Work instructions:
Read the listing and extract each line that includes the word "name".

Working data:
────
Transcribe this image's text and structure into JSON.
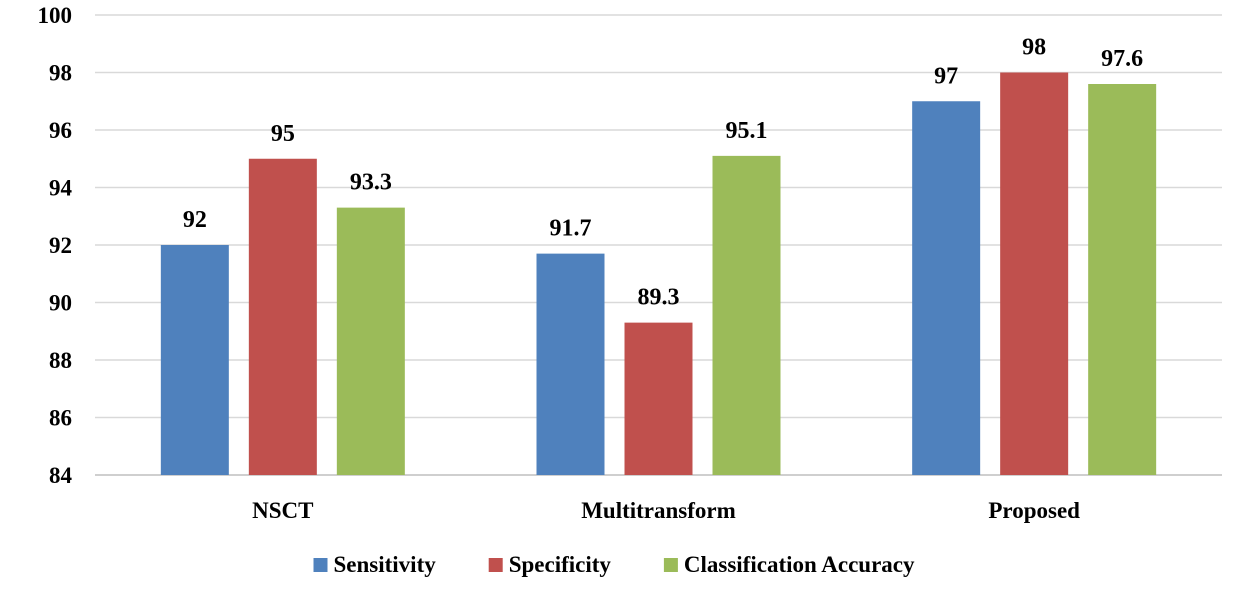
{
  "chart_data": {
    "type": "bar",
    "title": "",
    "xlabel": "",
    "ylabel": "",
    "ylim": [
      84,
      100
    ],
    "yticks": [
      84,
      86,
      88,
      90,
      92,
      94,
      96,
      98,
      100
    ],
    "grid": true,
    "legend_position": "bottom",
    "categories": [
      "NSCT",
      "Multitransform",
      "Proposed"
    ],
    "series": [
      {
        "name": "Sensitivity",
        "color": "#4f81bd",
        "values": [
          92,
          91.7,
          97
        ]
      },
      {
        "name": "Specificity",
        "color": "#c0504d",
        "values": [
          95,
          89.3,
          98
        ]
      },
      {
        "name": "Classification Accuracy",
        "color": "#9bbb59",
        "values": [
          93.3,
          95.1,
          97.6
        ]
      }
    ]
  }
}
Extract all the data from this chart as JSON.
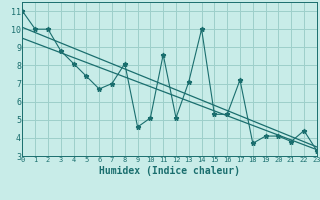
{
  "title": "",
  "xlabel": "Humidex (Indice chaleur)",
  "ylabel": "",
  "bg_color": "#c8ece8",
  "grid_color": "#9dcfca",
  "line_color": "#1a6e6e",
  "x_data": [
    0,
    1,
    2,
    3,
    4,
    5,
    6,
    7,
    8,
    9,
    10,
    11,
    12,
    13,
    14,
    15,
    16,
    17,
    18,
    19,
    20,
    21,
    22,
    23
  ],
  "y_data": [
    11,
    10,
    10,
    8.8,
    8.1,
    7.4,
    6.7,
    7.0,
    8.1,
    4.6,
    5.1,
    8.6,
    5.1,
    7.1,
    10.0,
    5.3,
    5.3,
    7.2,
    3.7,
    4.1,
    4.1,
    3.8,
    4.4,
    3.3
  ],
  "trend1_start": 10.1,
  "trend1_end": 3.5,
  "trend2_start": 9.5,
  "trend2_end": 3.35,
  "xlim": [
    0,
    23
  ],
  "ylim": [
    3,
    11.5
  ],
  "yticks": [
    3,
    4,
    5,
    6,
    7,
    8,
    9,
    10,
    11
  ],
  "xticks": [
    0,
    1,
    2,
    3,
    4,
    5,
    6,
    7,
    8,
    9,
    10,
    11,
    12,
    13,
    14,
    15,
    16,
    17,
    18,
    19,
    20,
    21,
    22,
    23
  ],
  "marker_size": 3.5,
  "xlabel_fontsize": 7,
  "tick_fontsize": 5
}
────
The solution:
        "name": "Sensitivity",
        "name": "Specificity",
        "name": "Classification Accuracy",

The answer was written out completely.